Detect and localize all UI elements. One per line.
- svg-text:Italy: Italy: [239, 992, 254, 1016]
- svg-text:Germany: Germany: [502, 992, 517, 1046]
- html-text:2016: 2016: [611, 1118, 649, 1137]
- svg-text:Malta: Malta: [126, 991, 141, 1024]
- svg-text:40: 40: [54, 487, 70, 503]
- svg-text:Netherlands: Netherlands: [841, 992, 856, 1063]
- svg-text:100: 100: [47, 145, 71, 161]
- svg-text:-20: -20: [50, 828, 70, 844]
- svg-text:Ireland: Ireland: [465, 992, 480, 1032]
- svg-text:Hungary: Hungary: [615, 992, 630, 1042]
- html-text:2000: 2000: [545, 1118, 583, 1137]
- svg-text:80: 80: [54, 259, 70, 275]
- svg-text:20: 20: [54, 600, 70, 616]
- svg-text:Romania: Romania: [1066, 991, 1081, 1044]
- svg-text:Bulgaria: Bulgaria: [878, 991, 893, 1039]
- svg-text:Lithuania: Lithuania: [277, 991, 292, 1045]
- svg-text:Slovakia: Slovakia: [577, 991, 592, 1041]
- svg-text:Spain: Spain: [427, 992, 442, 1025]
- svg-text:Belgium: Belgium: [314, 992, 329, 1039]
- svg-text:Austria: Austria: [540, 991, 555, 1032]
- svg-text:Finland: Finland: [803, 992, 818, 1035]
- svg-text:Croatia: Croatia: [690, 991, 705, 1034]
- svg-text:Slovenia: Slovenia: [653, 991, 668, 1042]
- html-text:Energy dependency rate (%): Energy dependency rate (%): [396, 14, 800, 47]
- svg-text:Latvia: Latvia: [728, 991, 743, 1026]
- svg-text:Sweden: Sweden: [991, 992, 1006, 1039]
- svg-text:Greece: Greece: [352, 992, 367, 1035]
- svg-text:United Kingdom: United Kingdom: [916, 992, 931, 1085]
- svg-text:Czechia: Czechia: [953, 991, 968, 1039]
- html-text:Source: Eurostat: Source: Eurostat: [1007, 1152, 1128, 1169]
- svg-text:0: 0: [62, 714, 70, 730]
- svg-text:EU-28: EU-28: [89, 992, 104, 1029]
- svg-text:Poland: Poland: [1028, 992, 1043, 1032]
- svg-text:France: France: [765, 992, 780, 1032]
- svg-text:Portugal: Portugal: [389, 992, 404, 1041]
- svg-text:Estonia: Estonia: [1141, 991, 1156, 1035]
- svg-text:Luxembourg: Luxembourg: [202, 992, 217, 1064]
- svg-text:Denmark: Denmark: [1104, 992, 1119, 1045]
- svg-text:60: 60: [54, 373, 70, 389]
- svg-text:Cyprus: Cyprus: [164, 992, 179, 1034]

-=-=-

Reproduce every line of the records above, in the same order and without changing a single character.

→ **Answer to the exercise**
Detect and localize all UI elements. One per line.
- svg-text:Italy: Italy: [239, 992, 254, 1016]
- svg-text:Germany: Germany: [502, 992, 517, 1046]
- html-text:2016: 2016: [611, 1118, 649, 1137]
- svg-text:Malta: Malta: [126, 991, 141, 1024]
- svg-text:40: 40: [54, 487, 70, 503]
- svg-text:Netherlands: Netherlands: [841, 992, 856, 1063]
- svg-text:100: 100: [47, 145, 71, 161]
- svg-text:-20: -20: [50, 828, 70, 844]
- svg-text:Ireland: Ireland: [465, 992, 480, 1032]
- svg-text:Hungary: Hungary: [615, 992, 630, 1042]
- html-text:2000: 2000: [545, 1118, 583, 1137]
- svg-text:80: 80: [54, 259, 70, 275]
- svg-text:20: 20: [54, 600, 70, 616]
- svg-text:Romania: Romania: [1066, 991, 1081, 1044]
- svg-text:Bulgaria: Bulgaria: [878, 991, 893, 1039]
- svg-text:Lithuania: Lithuania: [277, 991, 292, 1045]
- svg-text:Slovakia: Slovakia: [577, 991, 592, 1041]
- svg-text:Spain: Spain: [427, 992, 442, 1025]
- svg-text:Belgium: Belgium: [314, 992, 329, 1039]
- svg-text:Austria: Austria: [540, 991, 555, 1032]
- svg-text:Finland: Finland: [803, 992, 818, 1035]
- svg-text:Croatia: Croatia: [690, 991, 705, 1034]
- svg-text:Slovenia: Slovenia: [653, 991, 668, 1042]
- html-text:Energy dependency rate (%): Energy dependency rate (%): [396, 14, 800, 47]
- svg-text:Latvia: Latvia: [728, 991, 743, 1026]
- svg-text:Sweden: Sweden: [991, 992, 1006, 1039]
- svg-text:Greece: Greece: [352, 992, 367, 1035]
- svg-text:United Kingdom: United Kingdom: [916, 992, 931, 1085]
- svg-text:Czechia: Czechia: [953, 991, 968, 1039]
- html-text:Source: Eurostat: Source: Eurostat: [1007, 1152, 1128, 1169]
- svg-text:0: 0: [62, 714, 70, 730]
- svg-text:EU-28: EU-28: [89, 992, 104, 1029]
- svg-text:Poland: Poland: [1028, 992, 1043, 1032]
- svg-text:France: France: [765, 992, 780, 1032]
- svg-text:Portugal: Portugal: [389, 992, 404, 1041]
- svg-text:Estonia: Estonia: [1141, 991, 1156, 1035]
- svg-text:Luxembourg: Luxembourg: [202, 992, 217, 1064]
- svg-text:Denmark: Denmark: [1104, 992, 1119, 1045]
- svg-text:60: 60: [54, 373, 70, 389]
- svg-text:Cyprus: Cyprus: [164, 992, 179, 1034]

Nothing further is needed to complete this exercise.